* Task prompt: Select from the data all lines with the word "bottom".

Figure collection entries
^^^^^^^^

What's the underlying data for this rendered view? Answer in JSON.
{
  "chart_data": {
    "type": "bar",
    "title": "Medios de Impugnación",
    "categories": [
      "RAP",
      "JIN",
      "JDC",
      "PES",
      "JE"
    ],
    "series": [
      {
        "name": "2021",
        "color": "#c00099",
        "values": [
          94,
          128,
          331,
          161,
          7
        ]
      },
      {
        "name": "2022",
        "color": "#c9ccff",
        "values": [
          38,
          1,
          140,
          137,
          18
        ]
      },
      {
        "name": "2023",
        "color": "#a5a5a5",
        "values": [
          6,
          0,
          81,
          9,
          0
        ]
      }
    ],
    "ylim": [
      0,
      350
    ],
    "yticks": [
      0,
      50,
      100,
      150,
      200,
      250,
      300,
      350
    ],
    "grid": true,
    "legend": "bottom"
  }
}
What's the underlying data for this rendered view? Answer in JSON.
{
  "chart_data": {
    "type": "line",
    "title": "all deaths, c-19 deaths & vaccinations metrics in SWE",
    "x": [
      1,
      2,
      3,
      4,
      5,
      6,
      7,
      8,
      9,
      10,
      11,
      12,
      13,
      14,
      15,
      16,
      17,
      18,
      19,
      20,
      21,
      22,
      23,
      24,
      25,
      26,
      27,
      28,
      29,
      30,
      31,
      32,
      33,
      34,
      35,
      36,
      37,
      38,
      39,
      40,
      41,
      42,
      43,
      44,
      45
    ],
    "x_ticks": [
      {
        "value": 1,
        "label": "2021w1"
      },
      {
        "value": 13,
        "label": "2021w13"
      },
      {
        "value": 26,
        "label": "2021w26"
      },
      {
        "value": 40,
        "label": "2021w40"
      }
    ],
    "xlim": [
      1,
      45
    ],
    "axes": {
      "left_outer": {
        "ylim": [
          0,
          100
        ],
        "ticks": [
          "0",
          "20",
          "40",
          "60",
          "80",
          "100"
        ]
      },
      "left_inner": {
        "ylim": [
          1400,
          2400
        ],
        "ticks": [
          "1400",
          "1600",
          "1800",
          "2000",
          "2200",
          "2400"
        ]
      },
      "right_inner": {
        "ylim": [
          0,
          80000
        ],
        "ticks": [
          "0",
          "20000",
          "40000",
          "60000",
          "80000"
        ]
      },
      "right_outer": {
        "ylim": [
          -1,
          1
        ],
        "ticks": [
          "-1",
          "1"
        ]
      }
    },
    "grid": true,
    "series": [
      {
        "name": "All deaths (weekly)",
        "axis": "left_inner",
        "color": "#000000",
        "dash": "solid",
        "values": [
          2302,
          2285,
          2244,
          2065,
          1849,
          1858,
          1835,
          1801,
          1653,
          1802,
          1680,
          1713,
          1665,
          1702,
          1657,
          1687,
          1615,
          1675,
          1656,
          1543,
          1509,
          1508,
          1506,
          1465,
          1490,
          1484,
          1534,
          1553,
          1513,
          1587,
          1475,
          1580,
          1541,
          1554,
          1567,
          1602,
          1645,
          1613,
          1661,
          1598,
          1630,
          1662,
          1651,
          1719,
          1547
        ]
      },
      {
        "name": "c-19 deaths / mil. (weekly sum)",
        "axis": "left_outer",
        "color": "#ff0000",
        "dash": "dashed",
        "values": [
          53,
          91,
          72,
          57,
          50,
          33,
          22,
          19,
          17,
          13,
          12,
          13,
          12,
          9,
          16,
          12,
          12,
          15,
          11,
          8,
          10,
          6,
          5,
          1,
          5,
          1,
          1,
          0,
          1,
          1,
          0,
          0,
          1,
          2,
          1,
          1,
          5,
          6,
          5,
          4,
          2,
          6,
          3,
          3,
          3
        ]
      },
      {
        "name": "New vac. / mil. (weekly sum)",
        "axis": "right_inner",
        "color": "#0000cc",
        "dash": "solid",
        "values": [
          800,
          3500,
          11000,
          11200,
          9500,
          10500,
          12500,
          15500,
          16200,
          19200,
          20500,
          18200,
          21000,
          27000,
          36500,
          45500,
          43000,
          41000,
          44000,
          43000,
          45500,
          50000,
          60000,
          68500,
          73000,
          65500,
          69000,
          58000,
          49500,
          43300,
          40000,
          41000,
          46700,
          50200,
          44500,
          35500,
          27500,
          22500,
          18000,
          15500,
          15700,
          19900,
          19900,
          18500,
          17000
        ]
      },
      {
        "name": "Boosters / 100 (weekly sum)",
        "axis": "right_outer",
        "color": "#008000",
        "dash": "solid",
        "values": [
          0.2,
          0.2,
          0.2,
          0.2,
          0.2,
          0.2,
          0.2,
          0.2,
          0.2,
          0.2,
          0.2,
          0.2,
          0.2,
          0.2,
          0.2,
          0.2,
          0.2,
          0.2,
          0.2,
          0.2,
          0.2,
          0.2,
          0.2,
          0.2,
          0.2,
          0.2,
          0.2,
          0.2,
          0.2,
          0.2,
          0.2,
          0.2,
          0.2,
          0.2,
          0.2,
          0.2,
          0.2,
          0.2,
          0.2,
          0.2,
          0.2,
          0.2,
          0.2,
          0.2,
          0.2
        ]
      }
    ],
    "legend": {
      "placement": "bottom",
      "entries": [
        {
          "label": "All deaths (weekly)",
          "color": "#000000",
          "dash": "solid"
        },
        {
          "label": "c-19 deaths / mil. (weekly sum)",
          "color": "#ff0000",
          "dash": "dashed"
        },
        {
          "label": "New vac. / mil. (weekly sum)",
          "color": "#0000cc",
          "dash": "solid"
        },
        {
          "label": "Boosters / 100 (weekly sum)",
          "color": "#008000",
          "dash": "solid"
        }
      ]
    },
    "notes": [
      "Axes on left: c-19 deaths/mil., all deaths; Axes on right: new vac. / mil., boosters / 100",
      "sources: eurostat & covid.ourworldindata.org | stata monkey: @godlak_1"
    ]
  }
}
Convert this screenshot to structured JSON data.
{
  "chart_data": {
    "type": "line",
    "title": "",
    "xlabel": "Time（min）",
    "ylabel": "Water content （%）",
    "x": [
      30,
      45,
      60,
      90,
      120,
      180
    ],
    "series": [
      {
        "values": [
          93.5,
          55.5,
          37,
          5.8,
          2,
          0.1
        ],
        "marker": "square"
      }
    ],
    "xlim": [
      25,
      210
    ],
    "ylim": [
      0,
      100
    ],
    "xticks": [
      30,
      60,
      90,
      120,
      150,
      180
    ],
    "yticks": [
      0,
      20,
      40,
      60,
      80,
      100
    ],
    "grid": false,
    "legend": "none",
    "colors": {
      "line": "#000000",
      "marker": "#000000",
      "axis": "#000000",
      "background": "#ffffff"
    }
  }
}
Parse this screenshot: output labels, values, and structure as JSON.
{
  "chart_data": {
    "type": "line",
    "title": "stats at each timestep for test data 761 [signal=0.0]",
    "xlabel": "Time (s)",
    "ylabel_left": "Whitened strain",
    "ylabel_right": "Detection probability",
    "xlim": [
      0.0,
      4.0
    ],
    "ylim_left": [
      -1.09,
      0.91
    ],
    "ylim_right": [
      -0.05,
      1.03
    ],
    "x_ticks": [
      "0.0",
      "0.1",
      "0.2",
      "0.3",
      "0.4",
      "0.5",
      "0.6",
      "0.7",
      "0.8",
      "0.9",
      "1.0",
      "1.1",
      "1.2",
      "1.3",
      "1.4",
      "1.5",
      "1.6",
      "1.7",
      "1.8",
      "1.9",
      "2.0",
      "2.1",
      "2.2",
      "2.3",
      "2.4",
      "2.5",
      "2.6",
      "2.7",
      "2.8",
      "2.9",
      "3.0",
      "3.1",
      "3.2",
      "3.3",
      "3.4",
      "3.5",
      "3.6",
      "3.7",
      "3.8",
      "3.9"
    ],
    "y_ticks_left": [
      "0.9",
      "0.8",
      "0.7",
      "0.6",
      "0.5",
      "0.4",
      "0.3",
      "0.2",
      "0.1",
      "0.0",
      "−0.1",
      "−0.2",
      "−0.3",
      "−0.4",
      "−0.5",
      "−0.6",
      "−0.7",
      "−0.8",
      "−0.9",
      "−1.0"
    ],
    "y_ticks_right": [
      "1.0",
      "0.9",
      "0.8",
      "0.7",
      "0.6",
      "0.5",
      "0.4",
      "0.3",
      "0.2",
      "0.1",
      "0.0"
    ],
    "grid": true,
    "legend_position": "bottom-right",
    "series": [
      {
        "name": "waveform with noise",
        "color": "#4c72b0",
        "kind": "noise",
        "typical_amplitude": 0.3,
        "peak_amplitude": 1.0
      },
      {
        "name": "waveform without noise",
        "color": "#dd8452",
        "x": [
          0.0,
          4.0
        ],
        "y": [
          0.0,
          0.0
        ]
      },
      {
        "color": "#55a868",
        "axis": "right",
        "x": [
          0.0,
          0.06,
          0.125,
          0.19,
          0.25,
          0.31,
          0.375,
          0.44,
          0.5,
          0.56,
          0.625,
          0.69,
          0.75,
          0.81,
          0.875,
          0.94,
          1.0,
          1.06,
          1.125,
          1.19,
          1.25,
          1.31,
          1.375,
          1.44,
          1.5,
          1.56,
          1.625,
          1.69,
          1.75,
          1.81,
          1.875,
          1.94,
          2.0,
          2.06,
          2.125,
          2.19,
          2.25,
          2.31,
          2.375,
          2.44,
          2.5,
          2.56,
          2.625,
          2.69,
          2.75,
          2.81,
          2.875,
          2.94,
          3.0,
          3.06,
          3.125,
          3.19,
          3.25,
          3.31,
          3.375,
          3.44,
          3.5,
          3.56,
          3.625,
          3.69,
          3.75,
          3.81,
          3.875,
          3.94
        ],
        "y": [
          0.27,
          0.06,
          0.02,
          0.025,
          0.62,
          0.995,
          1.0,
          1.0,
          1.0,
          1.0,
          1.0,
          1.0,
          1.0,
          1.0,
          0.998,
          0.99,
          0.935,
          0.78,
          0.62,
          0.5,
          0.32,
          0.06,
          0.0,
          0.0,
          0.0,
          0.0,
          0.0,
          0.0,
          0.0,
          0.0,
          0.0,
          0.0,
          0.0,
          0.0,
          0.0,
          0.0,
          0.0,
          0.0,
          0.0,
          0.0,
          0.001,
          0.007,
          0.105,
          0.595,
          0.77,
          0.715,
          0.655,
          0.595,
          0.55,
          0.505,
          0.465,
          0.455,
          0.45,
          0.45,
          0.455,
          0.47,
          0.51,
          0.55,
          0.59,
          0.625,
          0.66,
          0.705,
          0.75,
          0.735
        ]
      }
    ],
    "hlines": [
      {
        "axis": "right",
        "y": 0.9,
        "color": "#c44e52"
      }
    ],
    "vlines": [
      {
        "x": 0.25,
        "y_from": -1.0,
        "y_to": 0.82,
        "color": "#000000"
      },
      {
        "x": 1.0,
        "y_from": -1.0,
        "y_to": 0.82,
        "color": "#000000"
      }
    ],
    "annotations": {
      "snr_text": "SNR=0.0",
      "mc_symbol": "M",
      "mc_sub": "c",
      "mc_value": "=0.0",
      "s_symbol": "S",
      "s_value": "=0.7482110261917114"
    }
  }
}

^^^^^^^^

* Output of the task:
    "legend": "bottom"
      "placement": "bottom",
    "legend_position": "bottom-right",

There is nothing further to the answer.